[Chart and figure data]
== == ==
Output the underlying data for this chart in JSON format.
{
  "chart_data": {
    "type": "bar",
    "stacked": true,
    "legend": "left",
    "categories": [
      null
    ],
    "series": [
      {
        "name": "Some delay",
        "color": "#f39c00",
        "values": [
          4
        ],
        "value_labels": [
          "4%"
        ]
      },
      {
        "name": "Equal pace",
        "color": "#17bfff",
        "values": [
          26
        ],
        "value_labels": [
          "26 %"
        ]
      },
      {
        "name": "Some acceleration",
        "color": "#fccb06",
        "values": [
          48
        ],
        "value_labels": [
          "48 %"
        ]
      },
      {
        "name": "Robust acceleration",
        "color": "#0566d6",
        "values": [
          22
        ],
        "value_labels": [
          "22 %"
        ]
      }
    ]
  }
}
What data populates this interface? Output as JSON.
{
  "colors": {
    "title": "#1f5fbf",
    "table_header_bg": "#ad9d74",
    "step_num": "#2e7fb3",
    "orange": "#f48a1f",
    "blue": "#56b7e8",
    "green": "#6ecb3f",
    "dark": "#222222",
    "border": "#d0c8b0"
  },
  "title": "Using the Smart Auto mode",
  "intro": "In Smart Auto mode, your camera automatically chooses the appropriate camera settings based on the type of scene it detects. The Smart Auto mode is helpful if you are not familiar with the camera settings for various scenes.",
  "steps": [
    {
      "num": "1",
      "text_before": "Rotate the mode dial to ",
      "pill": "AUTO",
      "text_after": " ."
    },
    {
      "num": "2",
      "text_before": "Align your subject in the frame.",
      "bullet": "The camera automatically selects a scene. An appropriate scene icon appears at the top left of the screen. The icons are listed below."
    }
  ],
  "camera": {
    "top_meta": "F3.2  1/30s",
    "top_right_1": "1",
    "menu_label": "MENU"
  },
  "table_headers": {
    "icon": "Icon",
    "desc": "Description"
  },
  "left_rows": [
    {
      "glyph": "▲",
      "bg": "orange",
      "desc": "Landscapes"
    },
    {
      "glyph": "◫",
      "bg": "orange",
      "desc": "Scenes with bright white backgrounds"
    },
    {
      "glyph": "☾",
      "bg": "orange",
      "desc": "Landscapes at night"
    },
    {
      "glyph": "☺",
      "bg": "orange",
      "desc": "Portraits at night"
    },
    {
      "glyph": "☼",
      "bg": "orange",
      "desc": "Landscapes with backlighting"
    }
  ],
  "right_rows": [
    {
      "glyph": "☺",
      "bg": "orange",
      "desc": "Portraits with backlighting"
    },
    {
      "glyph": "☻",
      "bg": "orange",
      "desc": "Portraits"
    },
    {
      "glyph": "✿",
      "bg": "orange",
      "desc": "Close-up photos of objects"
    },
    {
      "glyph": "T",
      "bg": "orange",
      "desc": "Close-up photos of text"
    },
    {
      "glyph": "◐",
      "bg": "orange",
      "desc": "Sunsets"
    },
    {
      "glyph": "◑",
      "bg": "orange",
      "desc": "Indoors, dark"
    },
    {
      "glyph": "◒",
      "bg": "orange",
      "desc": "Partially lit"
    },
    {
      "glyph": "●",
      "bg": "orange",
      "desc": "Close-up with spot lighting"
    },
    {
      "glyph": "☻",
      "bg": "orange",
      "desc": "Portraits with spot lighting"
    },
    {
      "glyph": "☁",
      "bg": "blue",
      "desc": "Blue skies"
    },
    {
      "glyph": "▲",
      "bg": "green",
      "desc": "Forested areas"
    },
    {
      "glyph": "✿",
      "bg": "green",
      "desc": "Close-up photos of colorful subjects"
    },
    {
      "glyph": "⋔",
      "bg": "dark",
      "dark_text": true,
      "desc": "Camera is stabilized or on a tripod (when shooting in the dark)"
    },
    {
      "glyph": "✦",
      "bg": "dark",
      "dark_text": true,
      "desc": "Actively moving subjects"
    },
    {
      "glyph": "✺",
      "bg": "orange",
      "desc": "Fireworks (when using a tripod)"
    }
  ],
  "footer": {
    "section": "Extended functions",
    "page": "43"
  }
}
== == ==
= Requirements =
Find all lines with "when" in them and copy each one.

= Solution to this exercise =
      "desc": "Camera is stabilized or on a tripod (when shooting in the dark)"
      "desc": "Fireworks (when using a tripod)"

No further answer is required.